> [Extracted information]:

______

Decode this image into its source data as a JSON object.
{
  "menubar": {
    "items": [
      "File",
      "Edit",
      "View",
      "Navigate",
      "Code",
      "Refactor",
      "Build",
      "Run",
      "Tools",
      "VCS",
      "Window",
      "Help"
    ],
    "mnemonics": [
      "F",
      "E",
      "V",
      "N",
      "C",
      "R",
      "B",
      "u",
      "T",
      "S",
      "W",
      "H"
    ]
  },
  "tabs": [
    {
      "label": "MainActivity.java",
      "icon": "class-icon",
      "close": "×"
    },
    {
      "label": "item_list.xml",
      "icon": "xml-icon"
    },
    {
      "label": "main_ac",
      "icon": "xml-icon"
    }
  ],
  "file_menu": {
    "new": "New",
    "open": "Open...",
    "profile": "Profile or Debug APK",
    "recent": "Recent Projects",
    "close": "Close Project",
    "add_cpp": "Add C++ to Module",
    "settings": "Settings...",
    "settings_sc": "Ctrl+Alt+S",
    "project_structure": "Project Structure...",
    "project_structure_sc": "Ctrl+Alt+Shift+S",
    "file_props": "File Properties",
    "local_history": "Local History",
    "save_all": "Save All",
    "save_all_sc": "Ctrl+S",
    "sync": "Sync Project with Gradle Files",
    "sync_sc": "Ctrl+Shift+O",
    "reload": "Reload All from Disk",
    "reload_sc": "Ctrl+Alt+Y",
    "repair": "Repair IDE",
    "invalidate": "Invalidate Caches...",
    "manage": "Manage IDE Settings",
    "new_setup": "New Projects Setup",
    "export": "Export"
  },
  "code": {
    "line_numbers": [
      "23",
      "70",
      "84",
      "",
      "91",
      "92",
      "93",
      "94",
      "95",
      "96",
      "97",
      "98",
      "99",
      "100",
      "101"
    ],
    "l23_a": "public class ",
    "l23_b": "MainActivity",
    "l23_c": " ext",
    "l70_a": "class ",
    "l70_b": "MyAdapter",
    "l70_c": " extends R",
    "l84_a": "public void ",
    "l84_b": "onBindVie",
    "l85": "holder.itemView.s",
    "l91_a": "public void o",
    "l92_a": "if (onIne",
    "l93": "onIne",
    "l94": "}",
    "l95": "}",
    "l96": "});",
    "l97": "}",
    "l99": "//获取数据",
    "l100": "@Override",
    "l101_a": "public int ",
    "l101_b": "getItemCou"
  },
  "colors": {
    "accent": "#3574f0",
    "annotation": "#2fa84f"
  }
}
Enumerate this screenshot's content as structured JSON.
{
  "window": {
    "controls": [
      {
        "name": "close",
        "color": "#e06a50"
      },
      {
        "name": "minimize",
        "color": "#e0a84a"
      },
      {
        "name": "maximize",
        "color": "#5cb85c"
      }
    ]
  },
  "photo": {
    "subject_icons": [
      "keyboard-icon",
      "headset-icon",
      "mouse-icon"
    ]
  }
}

______

> [Task goal]:
Find all lines where the word "class" appears. Copy them.

> [Reply to the exercise]:
      "icon": "class-icon",
    "l23_a": "public class ",
    "l70_a": "class ",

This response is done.